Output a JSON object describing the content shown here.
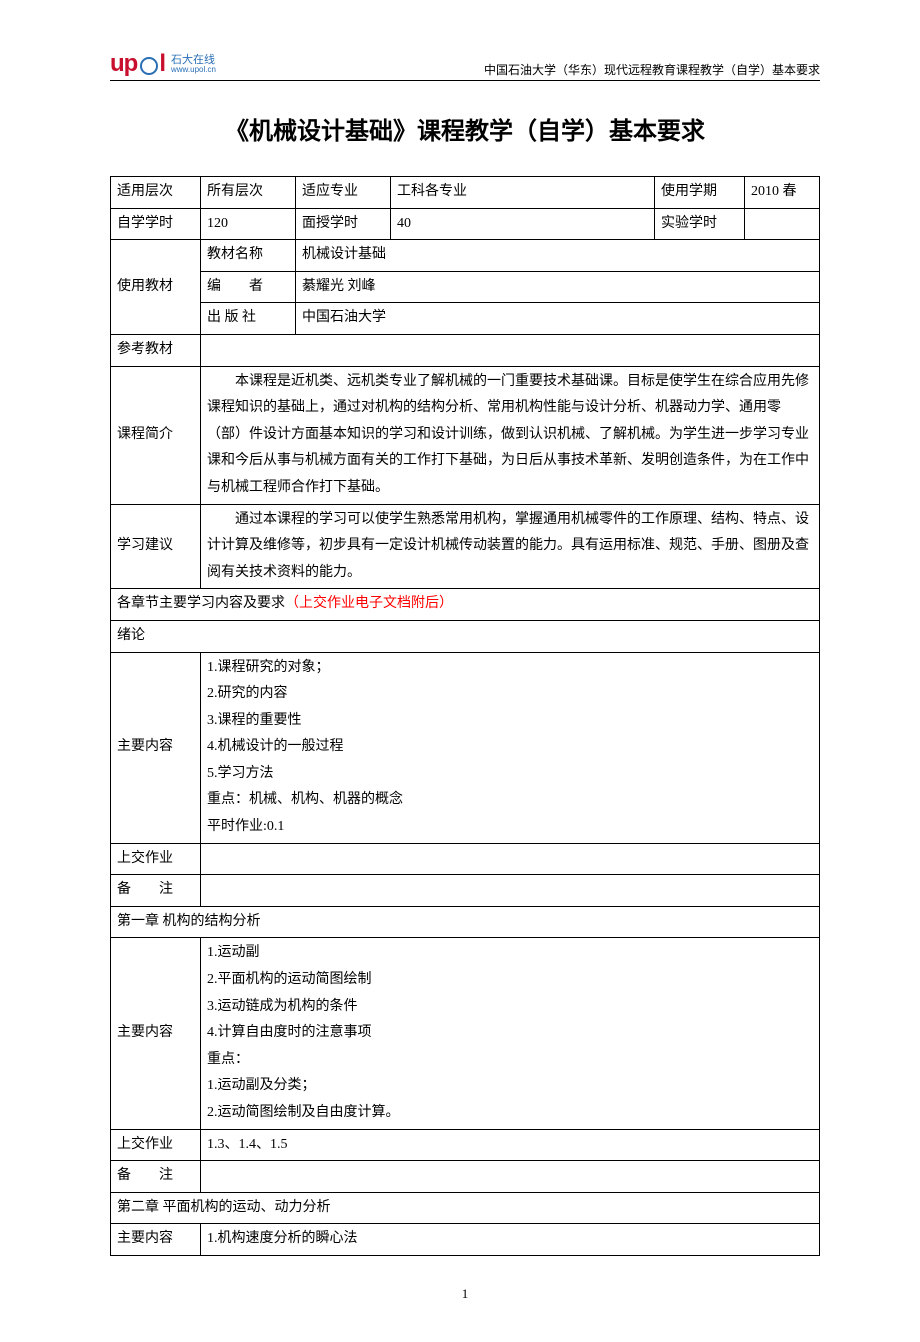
{
  "header": {
    "logo_up": "up",
    "logo_l": "l",
    "logo_cn_top": "石大在线",
    "logo_cn_bot": "www.upol.cn",
    "right_text": "中国石油大学（华东）现代远程教育课程教学（自学）基本要求"
  },
  "title": "《机械设计基础》课程教学（自学）基本要求",
  "info": {
    "labels": {
      "level": "适用层次",
      "major": "适应专业",
      "term": "使用学期",
      "self_hours": "自学学时",
      "face_hours": "面授学时",
      "exp_hours": "实验学时",
      "textbook": "使用教材",
      "tb_name": "教材名称",
      "tb_author": "编　　者",
      "tb_press": "出 版 社",
      "ref": "参考教材",
      "intro": "课程简介",
      "advice": "学习建议"
    },
    "level": "所有层次",
    "major": "工科各专业",
    "term": "2010 春",
    "self_hours": "120",
    "face_hours": "40",
    "exp_hours": "",
    "tb_name": "机械设计基础",
    "tb_author": "綦耀光 刘峰",
    "tb_press": "中国石油大学",
    "ref": "",
    "intro": "本课程是近机类、远机类专业了解机械的一门重要技术基础课。目标是使学生在综合应用先修课程知识的基础上，通过对机构的结构分析、常用机构性能与设计分析、机器动力学、通用零（部）件设计方面基本知识的学习和设计训练，做到认识机械、了解机械。为学生进一步学习专业课和今后从事与机械方面有关的工作打下基础，为日后从事技术革新、发明创造条件，为在工作中与机械工程师合作打下基础。",
    "advice": "通过本课程的学习可以使学生熟悉常用机构，掌握通用机械零件的工作原理、结构、特点、设计计算及维修等，初步具有一定设计机械传动装置的能力。具有运用标准、规范、手册、图册及查阅有关技术资料的能力。"
  },
  "section_title_black": "各章节主要学习内容及要求",
  "section_title_red": "（上交作业电子文档附后）",
  "labels": {
    "main_content": "主要内容",
    "submit": "上交作业",
    "note": "备　　注"
  },
  "chapters": [
    {
      "title": "绪论",
      "content": "1.课程研究的对象；\n2.研究的内容\n3.课程的重要性\n4.机械设计的一般过程\n5.学习方法\n重点：机械、机构、机器的概念\n平时作业:0.1",
      "submit": "",
      "note": ""
    },
    {
      "title": "第一章 机构的结构分析",
      "content": "1.运动副\n2.平面机构的运动简图绘制\n3.运动链成为机构的条件\n4.计算自由度时的注意事项\n重点：\n1.运动副及分类；\n2.运动简图绘制及自由度计算。",
      "submit": "1.3、1.4、1.5",
      "note": ""
    },
    {
      "title": "第二章 平面机构的运动、动力分析",
      "content": "1.机构速度分析的瞬心法"
    }
  ],
  "page_number": "1",
  "colors": {
    "accent_red": "#ff0000",
    "logo_red": "#c8102e",
    "logo_blue": "#2a6fb5",
    "text": "#000000",
    "bg": "#ffffff"
  }
}
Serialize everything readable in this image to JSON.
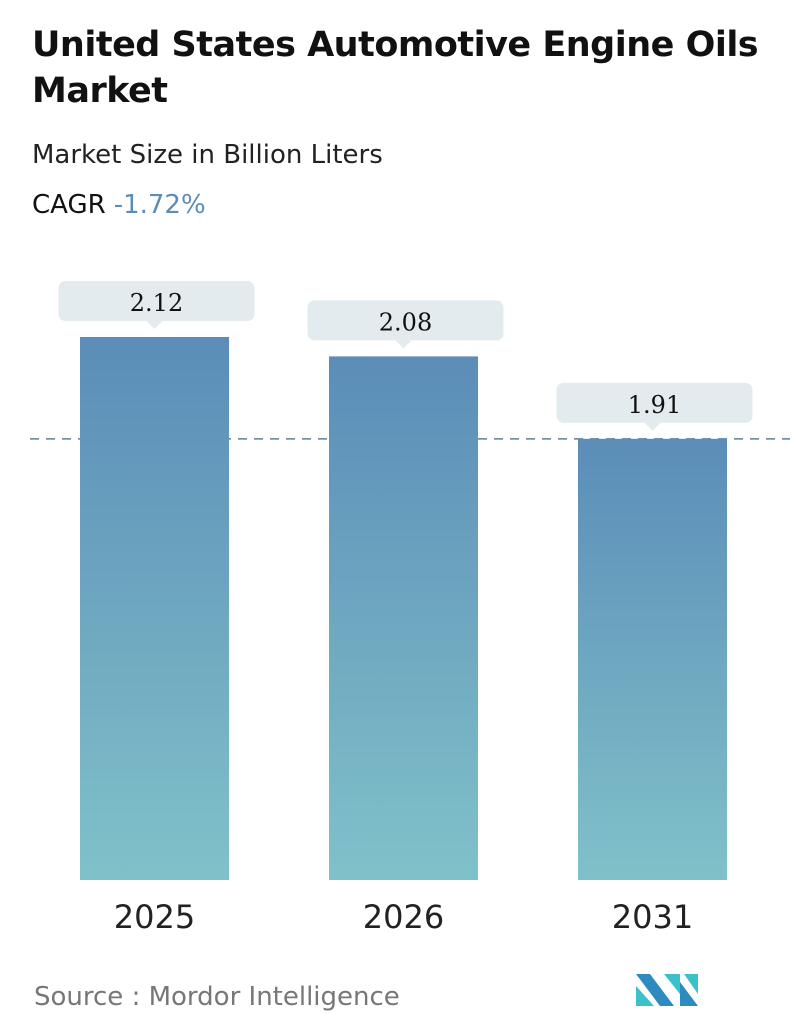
{
  "title": "United States Automotive Engine Oils Market",
  "subtitle": "Market Size in Billion Liters",
  "cagr_label": "CAGR",
  "cagr_value": "-1.72%",
  "source": "Source :  Mordor Intelligence",
  "colors": {
    "bar_top": "#5b8db8",
    "bar_bottom": "#80c1c9",
    "label_bg": "#e3ebee",
    "cagr": "#5b8db8",
    "dashed_line": "#5a7f95"
  },
  "chart_data": {
    "type": "bar",
    "categories": [
      "2025",
      "2026",
      "2031"
    ],
    "values": [
      2.12,
      2.08,
      1.91
    ],
    "data_labels": [
      "2.12",
      "2.08",
      "1.91"
    ],
    "ylim": [
      1.0,
      2.12
    ],
    "grid": false,
    "reference_line": {
      "style": "dashed",
      "value": 1.91
    }
  }
}
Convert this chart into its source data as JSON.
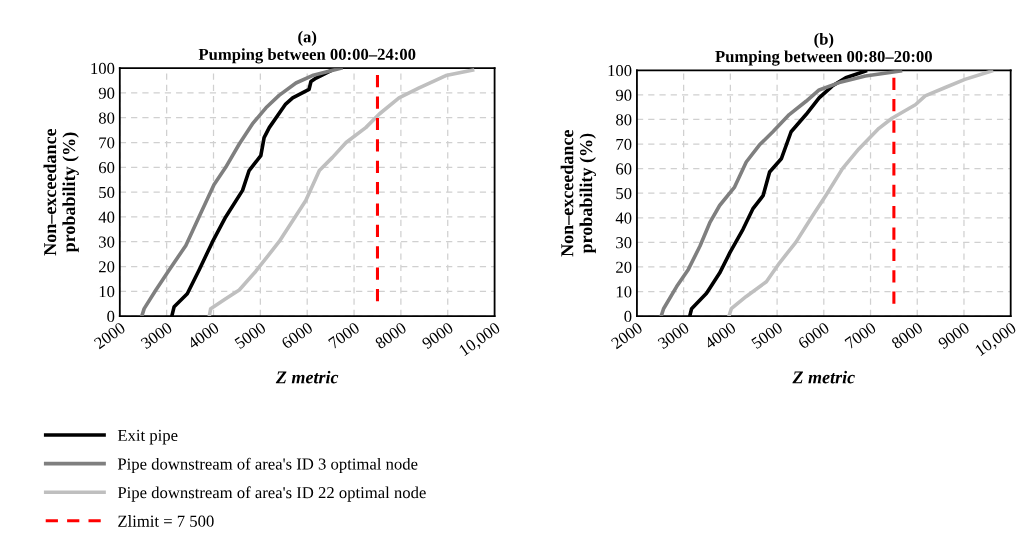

### [TASK REQUIREMENTS]
Gather up every line from the listing above in which the word "JSON" occurs.

### [RESPONSE FOR THIS EXERCISE]
Output a JSON object describing the content shown here.
Serialize everything readable in this image to JSON.
Convert this chart into its source data as JSON.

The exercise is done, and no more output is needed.